--- Task description ---
Transcribe the entries below exactly; leave every image out.

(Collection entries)
>>>

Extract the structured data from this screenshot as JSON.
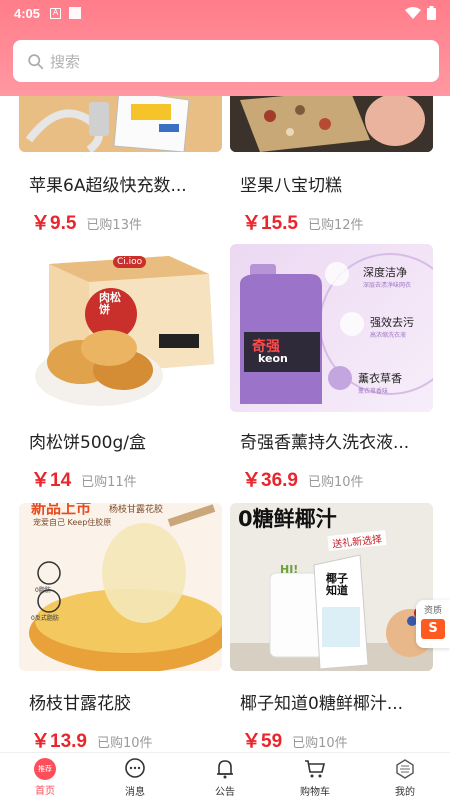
{
  "status_bar": {
    "time": "4:05",
    "a_icon": "A"
  },
  "search": {
    "placeholder": "搜索"
  },
  "products": [
    {
      "title": "苹果6A超级快充数...",
      "price": "￥9.5",
      "sold": "已购13件",
      "image": "charging-cable"
    },
    {
      "title": "坚果八宝切糕",
      "price": "￥15.5",
      "sold": "已购12件",
      "image": "nut-cake"
    },
    {
      "title": "肉松饼500g/盒",
      "price": "￥14",
      "sold": "已购11件",
      "image": "pork-floss-cake-box",
      "image_text": {
        "brand": "Ci.ioo",
        "pack": "肉松饼"
      }
    },
    {
      "title": "奇强香薰持久洗衣液...",
      "price": "￥36.9",
      "sold": "已购10件",
      "image": "laundry-detergent",
      "image_text": {
        "f1": "深度洁净",
        "f1_sub": "深层去渍净味网衣",
        "f2": "强效去污",
        "f2_sub": "高浓缩洗衣液",
        "f3": "薰衣草香",
        "f3_sub": "薰衣草香味",
        "brand": "奇强",
        "keon": "keon"
      }
    },
    {
      "title": "杨枝甘露花胶",
      "price": "￥13.9",
      "sold": "已购10件",
      "image": "mango-dessert",
      "image_text": {
        "headline": "新品上市",
        "sub": "杨枝甘露花胶",
        "line2": "宠爱自己 Keep住胶原",
        "b1": "0脂肪",
        "b2": "0反式脂肪"
      }
    },
    {
      "title": "椰子知道0糖鲜椰汁...",
      "price": "￥59",
      "sold": "已购10件",
      "image": "coconut-juice",
      "image_text": {
        "headline": "0糖鲜椰汁",
        "ribbon": "送礼新选择",
        "carton": "椰子知道",
        "hi": "HI!"
      }
    }
  ],
  "float_badge": {
    "text": "资质",
    "letter": "S"
  },
  "tabbar": [
    {
      "label": "首页",
      "icon": "home-icon",
      "active": true,
      "badge": "推荐"
    },
    {
      "label": "消息",
      "icon": "message-icon",
      "active": false
    },
    {
      "label": "公告",
      "icon": "bell-icon",
      "active": false
    },
    {
      "label": "购物车",
      "icon": "cart-icon",
      "active": false
    },
    {
      "label": "我的",
      "icon": "profile-icon",
      "active": false
    }
  ],
  "colors": {
    "accent": "#ff4d5a",
    "price": "#e8262c",
    "header": "#ff8b95"
  }
}
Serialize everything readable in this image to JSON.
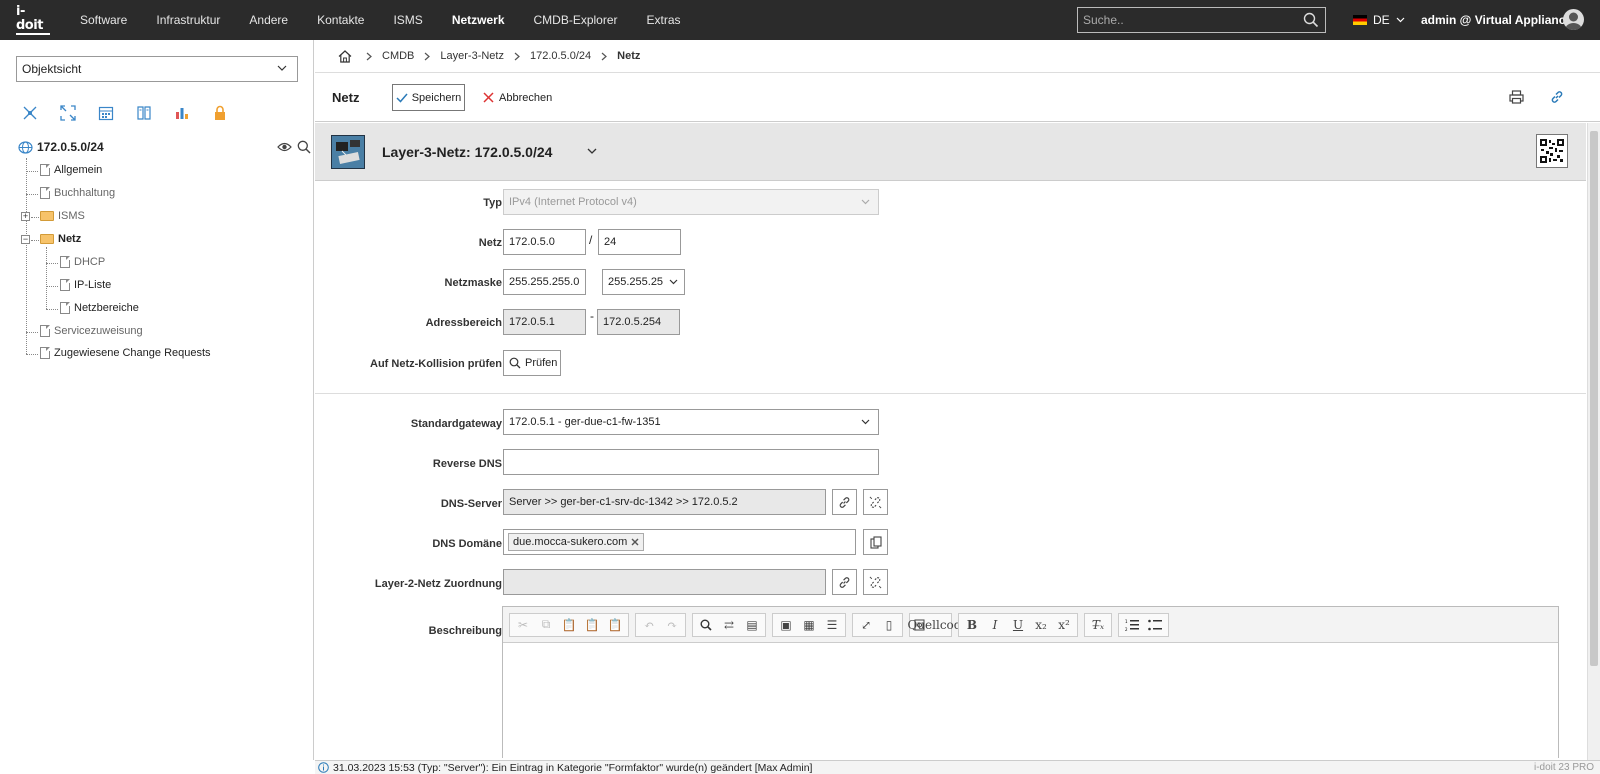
{
  "logo": "i-doit",
  "nav": [
    "Software",
    "Infrastruktur",
    "Andere",
    "Kontakte",
    "ISMS",
    "Netzwerk",
    "CMDB-Explorer",
    "Extras"
  ],
  "nav_active": "Netzwerk",
  "search": {
    "placeholder": "Suche.."
  },
  "lang": "DE",
  "user": "admin @ Virtual Appliance",
  "sidebar": {
    "view_select": "Objektsicht",
    "tree": {
      "root": "172.0.5.0/24",
      "items": [
        "Allgemein",
        "Buchhaltung",
        "ISMS",
        "Netz",
        "DHCP",
        "IP-Liste",
        "Netzbereiche",
        "Servicezuweisung",
        "Zugewiesene Change Requests"
      ]
    }
  },
  "breadcrumb": [
    "CMDB",
    "Layer-3-Netz",
    "172.0.5.0/24",
    "Netz"
  ],
  "toolbar": {
    "title": "Netz",
    "save": "Speichern",
    "cancel": "Abbrechen"
  },
  "object": {
    "title": "Layer-3-Netz: 172.0.5.0/24"
  },
  "form": {
    "typ": {
      "label": "Typ",
      "value": "IPv4 (Internet Protocol v4)"
    },
    "netz": {
      "label": "Netz",
      "address": "172.0.5.0",
      "slash": "/",
      "cidr": "24"
    },
    "netmask": {
      "label": "Netzmaske",
      "value": "255.255.255.0",
      "select": "255.255.25"
    },
    "range": {
      "label": "Adressbereich",
      "from": "172.0.5.1",
      "dash": "-",
      "to": "172.0.5.254"
    },
    "collision": {
      "label": "Auf Netz-Kollision prüfen",
      "button": "Prüfen"
    },
    "gateway": {
      "label": "Standardgateway",
      "value": "172.0.5.1 - ger-due-c1-fw-1351"
    },
    "rdns": {
      "label": "Reverse DNS",
      "value": ""
    },
    "dns_server": {
      "label": "DNS-Server",
      "value": "Server >> ger-ber-c1-srv-dc-1342 >> 172.0.5.2"
    },
    "dns_domain": {
      "label": "DNS Domäne",
      "tag": "due.mocca-sukero.com"
    },
    "layer2": {
      "label": "Layer-2-Netz Zuordnung",
      "value": ""
    },
    "description": {
      "label": "Beschreibung",
      "source_btn": "Quellcode"
    }
  },
  "status": {
    "message": "31.03.2023 15:53 (Typ: \"Server\"): Ein Eintrag in Kategorie \"Formfaktor\" wurde(n) geändert [Max Admin]",
    "version": "i-doit 23 PRO"
  }
}
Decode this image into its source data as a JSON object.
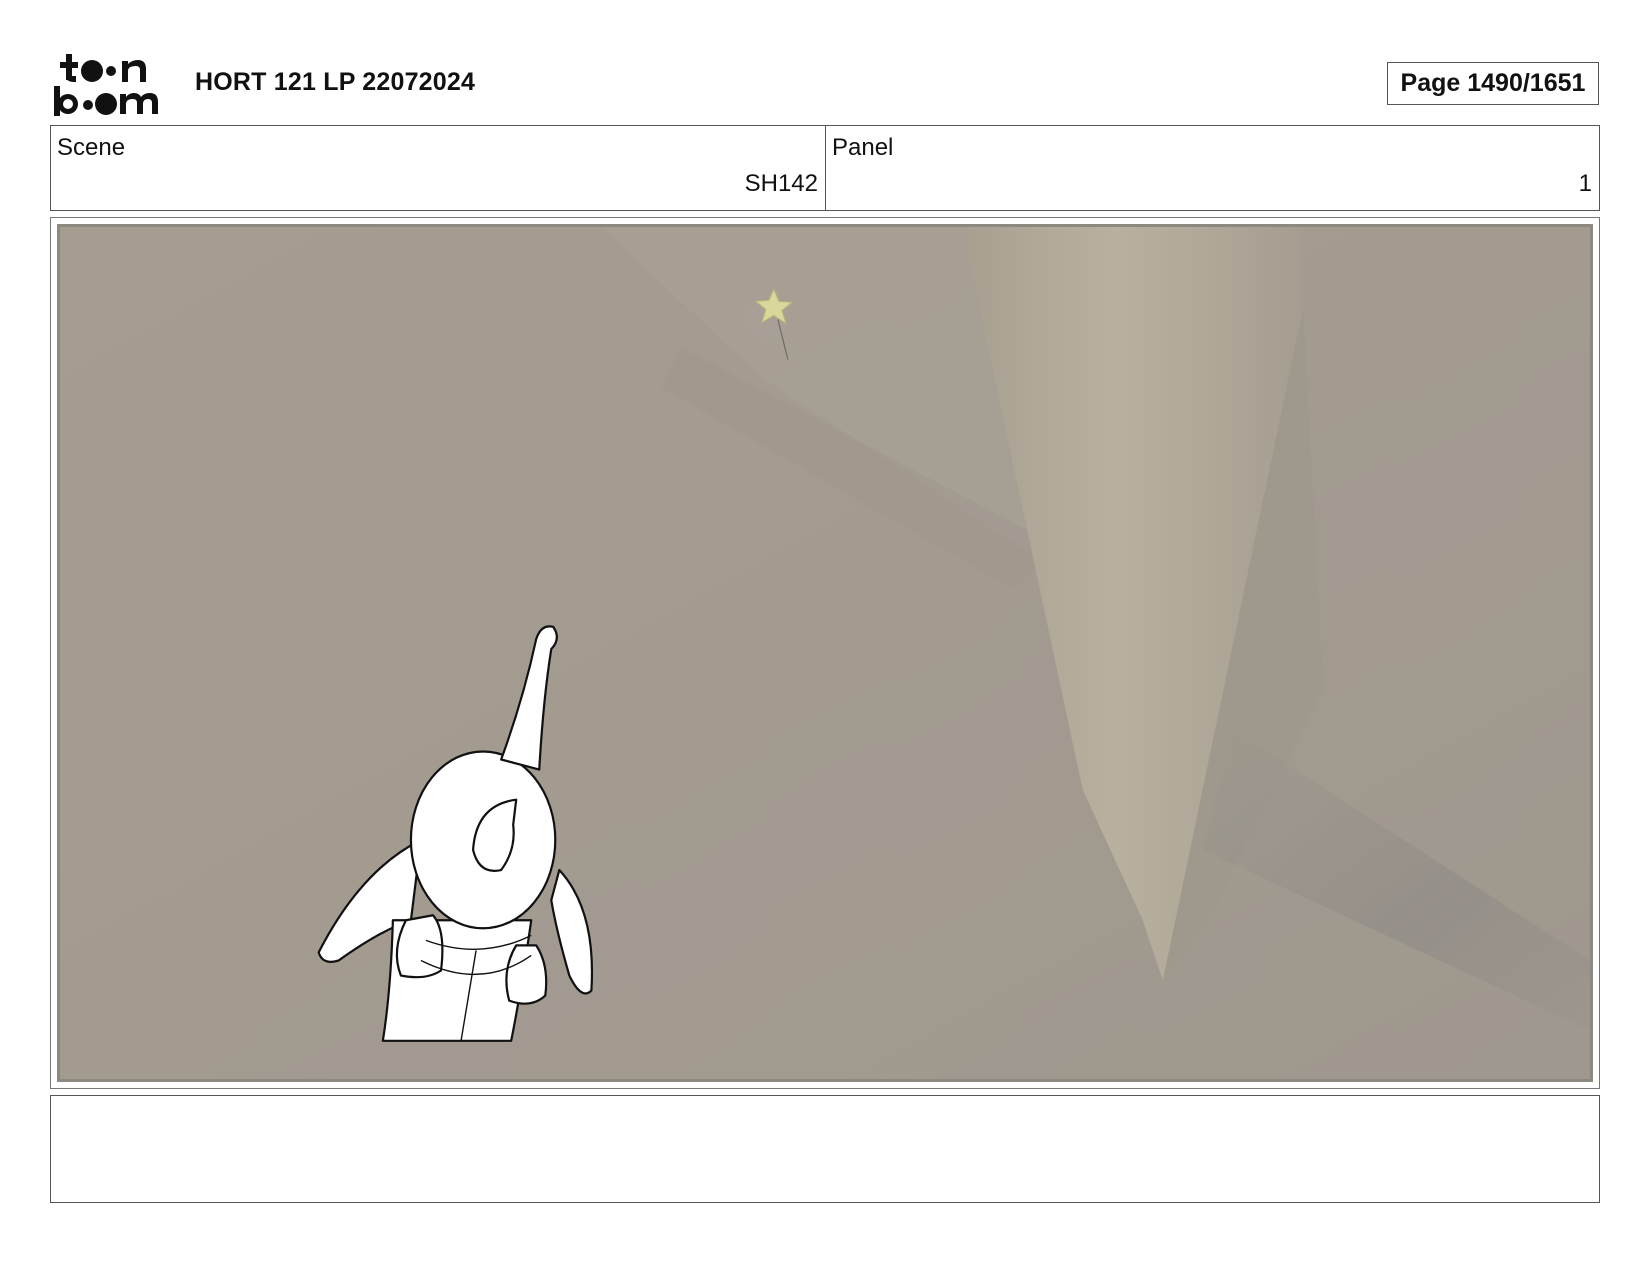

<<<

--- Answer below ---
Extract the structured data from this screenshot as JSON.
{
  "status_bar": {
    "time": "4:05",
    "a_icon": "A"
  },
  "search": {
    "placeholder": "搜索"
  },
  "products": [
    {
      "title": "苹果6A超级快充数...",
      "price": "￥9.5",
      "sold": "已购13件",
      "image": "charging-cable"
    },
    {
      "title": "坚果八宝切糕",
      "price": "￥15.5",
      "sold": "已购12件",
      "image": "nut-cake"
    },
    {
      "title": "肉松饼500g/盒",
      "price": "￥14",
      "sold": "已购11件",
      "image": "pork-floss-cake-box",
      "image_text": {
        "brand": "Ci.ioo",
        "pack": "肉松饼"
      }
    },
    {
      "title": "奇强香薰持久洗衣液...",
      "price": "￥36.9",
      "sold": "已购10件",
      "image": "laundry-detergent",
      "image_text": {
        "f1": "深度洁净",
        "f1_sub": "深层去渍净味网衣",
        "f2": "强效去污",
        "f2_sub": "高浓缩洗衣液",
        "f3": "薰衣草香",
        "f3_sub": "薰衣草香味",
        "brand": "奇强",
        "keon": "keon"
      }
    },
    {
      "title": "杨枝甘露花胶",
      "price": "￥13.9",
      "sold": "已购10件",
      "image": "mango-dessert",
      "image_text": {
        "headline": "新品上市",
        "sub": "杨枝甘露花胶",
        "line2": "宠爱自己 Keep住胶原",
        "b1": "0脂肪",
        "b2": "0反式脂肪"
      }
    },
    {
      "title": "椰子知道0糖鲜椰汁...",
      "price": "￥59",
      "sold": "已购10件",
      "image": "coconut-juice",
      "image_text": {
        "headline": "0糖鲜椰汁",
        "ribbon": "送礼新选择",
        "carton": "椰子知道",
        "hi": "HI!"
      }
    }
  ],
  "float_badge": {
    "text": "资质",
    "letter": "S"
  },
  "tabbar": [
    {
      "label": "首页",
      "icon": "home-icon",
      "active": true,
      "badge": "推荐"
    },
    {
      "label": "消息",
      "icon": "message-icon",
      "active": false
    },
    {
      "label": "公告",
      "icon": "bell-icon",
      "active": false
    },
    {
      "label": "购物车",
      "icon": "cart-icon",
      "active": false
    },
    {
      "label": "我的",
      "icon": "profile-icon",
      "active": false
    }
  ],
  "colors": {
    "accent": "#ff4d5a",
    "price": "#e8262c",
    "header": "#ff8b95"
  }
}
Serialize everything readable in this image to JSON.
{
  "logo": "i-doit",
  "nav": [
    "Software",
    "Infrastruktur",
    "Andere",
    "Kontakte",
    "ISMS",
    "Netzwerk",
    "CMDB-Explorer",
    "Extras"
  ],
  "nav_active": "Netzwerk",
  "search": {
    "placeholder": "Suche.."
  },
  "lang": "DE",
  "user": "admin @ Virtual Appliance",
  "sidebar": {
    "view_select": "Objektsicht",
    "tree": {
      "root": "172.0.5.0/24",
      "items": [
        "Allgemein",
        "Buchhaltung",
        "ISMS",
        "Netz",
        "DHCP",
        "IP-Liste",
        "Netzbereiche",
        "Servicezuweisung",
        "Zugewiesene Change Requests"
      ]
    }
  },
  "breadcrumb": [
    "CMDB",
    "Layer-3-Netz",
    "172.0.5.0/24",
    "Netz"
  ],
  "toolbar": {
    "title": "Netz",
    "save": "Speichern",
    "cancel": "Abbrechen"
  },
  "object": {
    "title": "Layer-3-Netz: 172.0.5.0/24"
  },
  "form": {
    "typ": {
      "label": "Typ",
      "value": "IPv4 (Internet Protocol v4)"
    },
    "netz": {
      "label": "Netz",
      "address": "172.0.5.0",
      "slash": "/",
      "cidr": "24"
    },
    "netmask": {
      "label": "Netzmaske",
      "value": "255.255.255.0",
      "select": "255.255.25"
    },
    "range": {
      "label": "Adressbereich",
      "from": "172.0.5.1",
      "dash": "-",
      "to": "172.0.5.254"
    },
    "collision": {
      "label": "Auf Netz-Kollision prüfen",
      "button": "Prüfen"
    },
    "gateway": {
      "label": "Standardgateway",
      "value": "172.0.5.1 - ger-due-c1-fw-1351"
    },
    "rdns": {
      "label": "Reverse DNS",
      "value": ""
    },
    "dns_server": {
      "label": "DNS-Server",
      "value": "Server >> ger-ber-c1-srv-dc-1342 >> 172.0.5.2"
    },
    "dns_domain": {
      "label": "DNS Domäne",
      "tag": "due.mocca-sukero.com"
    },
    "layer2": {
      "label": "Layer-2-Netz Zuordnung",
      "value": ""
    },
    "description": {
      "label": "Beschreibung",
      "source_btn": "Quellcode"
    }
  },
  "status": {
    "message": "31.03.2023 15:53 (Typ: \"Server\"): Ein Eintrag in Kategorie \"Formfaktor\" wurde(n) geändert [Max Admin]",
    "version": "i-doit 23 PRO"
  }
}
Decode this image into its source data as a JSON object.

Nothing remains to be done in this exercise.